TO DO
Find the lines holding the word "Dortmund" and collect them.

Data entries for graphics
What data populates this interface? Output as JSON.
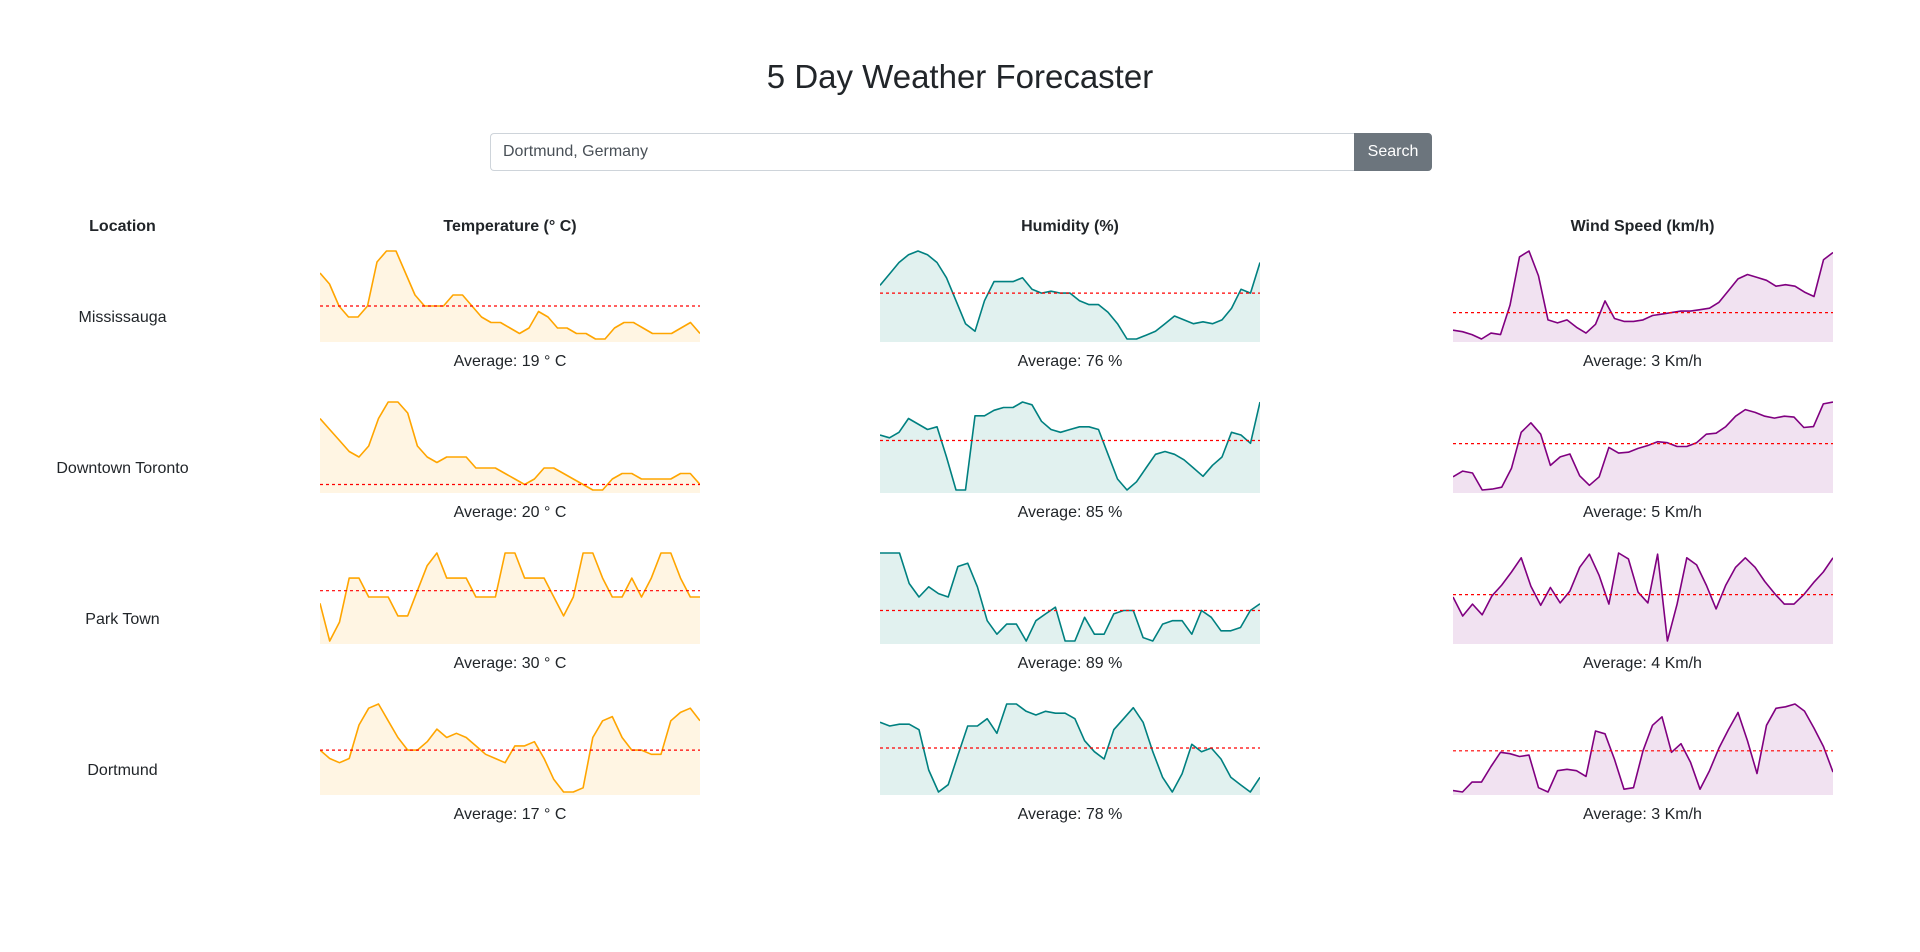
{
  "header": {
    "title": "5 Day Weather Forecaster"
  },
  "search": {
    "value": "Dortmund, Germany",
    "button_label": "Search"
  },
  "table": {
    "headers": {
      "location": "Location",
      "temperature": "Temperature (° C)",
      "humidity": "Humidity (%)",
      "wind": "Wind Speed (km/h)"
    }
  },
  "colors": {
    "temperature_line": "#ffa500",
    "temperature_fill": "#fff5e3",
    "humidity_line": "#008080",
    "humidity_fill": "#e1f1ef",
    "wind_line": "#800080",
    "wind_fill": "#f1e2f1",
    "average_line": "#ff0000"
  },
  "chart_data": [
    {
      "type": "line",
      "location": "Mississauga",
      "temperature": {
        "average_label": "Average: 19 ° C",
        "values": [
          22,
          21,
          19,
          18,
          18,
          19,
          23,
          24,
          24,
          22,
          20,
          19,
          19,
          19,
          20,
          20,
          19,
          18,
          17.5,
          17.5,
          17,
          16.5,
          17,
          18.5,
          18,
          17,
          17,
          16.5,
          16.5,
          16,
          16,
          17,
          17.5,
          17.5,
          17,
          16.5,
          16.5,
          16.5,
          17,
          17.5,
          16.5
        ]
      },
      "humidity": {
        "average_label": "Average: 76 %",
        "values": [
          78,
          81,
          84,
          86,
          87,
          86,
          84,
          80,
          74,
          68,
          66,
          74,
          79,
          79,
          79,
          80,
          77,
          76,
          76.5,
          76,
          76,
          74,
          73,
          73,
          71,
          68,
          64,
          64,
          65,
          66,
          68,
          70,
          69,
          68,
          68.5,
          68,
          69,
          72,
          77,
          76,
          84
        ]
      },
      "wind": {
        "average_label": "Average: 3 Km/h",
        "values": [
          1.8,
          1.7,
          1.5,
          1.2,
          1.6,
          1.5,
          3.5,
          6.8,
          7.2,
          5.5,
          2.5,
          2.3,
          2.5,
          2,
          1.6,
          2.2,
          3.8,
          2.6,
          2.4,
          2.4,
          2.5,
          2.8,
          2.9,
          3,
          3.1,
          3.1,
          3.2,
          3.3,
          3.7,
          4.5,
          5.3,
          5.6,
          5.4,
          5.2,
          4.8,
          4.9,
          4.8,
          4.4,
          4.1,
          6.6,
          7.1
        ]
      },
      "averages": {
        "temperature": 19,
        "humidity": 76,
        "wind": 3
      }
    },
    {
      "type": "line",
      "location": "Downtown Toronto",
      "temperature": {
        "average_label": "Average: 20 ° C",
        "values": [
          26,
          25,
          24,
          23,
          22.5,
          23.5,
          26,
          27.5,
          27.5,
          26.5,
          23.5,
          22.5,
          22,
          22.5,
          22.5,
          22.5,
          21.5,
          21.5,
          21.5,
          21,
          20.5,
          20,
          20.5,
          21.5,
          21.5,
          21,
          20.5,
          20,
          19.5,
          19.5,
          20.5,
          21,
          21,
          20.5,
          20.5,
          20.5,
          20.5,
          21,
          21,
          20
        ]
      },
      "humidity": {
        "average_label": "Average: 85 %",
        "values": [
          87,
          86,
          88,
          93,
          91,
          89,
          90,
          79,
          67,
          67,
          94,
          94,
          96,
          97,
          97,
          99,
          98,
          92,
          89,
          88,
          89,
          90,
          90,
          89,
          80,
          71,
          67,
          70,
          75,
          80,
          81,
          80,
          78,
          75,
          72,
          76,
          79,
          88,
          87,
          84,
          99
        ]
      },
      "wind": {
        "average_label": "Average: 5 Km/h",
        "values": [
          1.5,
          2.1,
          1.9,
          0.1,
          0.2,
          0.4,
          2.4,
          6.2,
          7.2,
          6,
          2.7,
          3.6,
          3.9,
          1.6,
          0.6,
          1.5,
          4.6,
          4,
          4.1,
          4.5,
          4.8,
          5.2,
          5.1,
          4.7,
          4.7,
          5.1,
          6,
          6.1,
          6.8,
          7.9,
          8.6,
          8.3,
          7.9,
          7.7,
          7.9,
          7.8,
          6.7,
          6.8,
          9.2,
          9.4
        ]
      },
      "averages": {
        "temperature": 20,
        "humidity": 85,
        "wind": 5
      }
    },
    {
      "type": "line",
      "location": "Park Town",
      "temperature": {
        "average_label": "Average: 30 ° C",
        "values": [
          29,
          26,
          27.5,
          31,
          31,
          29.5,
          29.5,
          29.5,
          28,
          28,
          30,
          32,
          33,
          31,
          31,
          31,
          29.5,
          29.5,
          29.5,
          33,
          33,
          31,
          31,
          31,
          29.5,
          28,
          29.5,
          33,
          33,
          31,
          29.5,
          29.5,
          31,
          29.5,
          31,
          33,
          33,
          31,
          29.5,
          29.5
        ]
      },
      "humidity": {
        "average_label": "Average: 89 %",
        "values": [
          106,
          106,
          106,
          97,
          93,
          96,
          94,
          93,
          102,
          103,
          96,
          86,
          82,
          85,
          85,
          80,
          86,
          88,
          90,
          80,
          80,
          87,
          82,
          82,
          88,
          89,
          89,
          81,
          80,
          85,
          86,
          86,
          82,
          89,
          87,
          83,
          83,
          84,
          89,
          91
        ]
      },
      "wind": {
        "average_label": "Average: 4 Km/h",
        "values": [
          3.8,
          2.2,
          3.2,
          2.3,
          3.9,
          4.8,
          5.9,
          7.1,
          4.7,
          3.1,
          4.6,
          3.3,
          4.3,
          6.3,
          7.4,
          5.6,
          3.2,
          7.5,
          7,
          4.2,
          3.3,
          7.4,
          0.1,
          3.2,
          7.1,
          6.5,
          4.8,
          2.8,
          4.8,
          6.3,
          7.1,
          6.3,
          5.1,
          4.1,
          3.2,
          3.2,
          4,
          5,
          5.9,
          7.1
        ]
      },
      "averages": {
        "temperature": 30,
        "humidity": 89,
        "wind": 4
      }
    },
    {
      "type": "line",
      "location": "Dortmund",
      "temperature": {
        "average_label": "Average: 17 ° C",
        "values": [
          17,
          16,
          15.5,
          16,
          20,
          22,
          22.5,
          20.5,
          18.5,
          17,
          17,
          18,
          19.5,
          18.5,
          19,
          18.5,
          17.5,
          16.5,
          16,
          15.5,
          17.5,
          17.5,
          18,
          16,
          13.5,
          12,
          12,
          12.5,
          18.5,
          20.5,
          21,
          18.5,
          17,
          17,
          16.5,
          16.5,
          20.5,
          21.5,
          22,
          20.5
        ]
      },
      "humidity": {
        "average_label": "Average: 78 %",
        "values": [
          85,
          84,
          84.5,
          84.5,
          83,
          72,
          66,
          68,
          76,
          84,
          84,
          86,
          82,
          90,
          90,
          88,
          87,
          88,
          87.5,
          87.5,
          86,
          80,
          77,
          75,
          83,
          86,
          89,
          85,
          77,
          70,
          66,
          71,
          79,
          77,
          78,
          75,
          70,
          68,
          66,
          70
        ]
      },
      "wind": {
        "average_label": "Average: 3 Km/h",
        "values": [
          0.2,
          0.1,
          0.8,
          0.8,
          1.9,
          2.9,
          2.8,
          2.6,
          2.7,
          0.4,
          0.1,
          1.6,
          1.7,
          1.6,
          1.2,
          4.4,
          4.2,
          2.4,
          0.3,
          0.4,
          3,
          4.8,
          5.4,
          2.9,
          3.5,
          2.2,
          0.3,
          1.6,
          3.2,
          4.5,
          5.7,
          3.7,
          1.4,
          4.8,
          6,
          6.1,
          6.3,
          5.8,
          4.6,
          3.3,
          1.5
        ]
      },
      "averages": {
        "temperature": 17,
        "humidity": 78,
        "wind": 3
      }
    }
  ]
}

OUTPUT FOR THIS EXERCISE
    "value": "Dortmund, Germany",
      "location": "Dortmund",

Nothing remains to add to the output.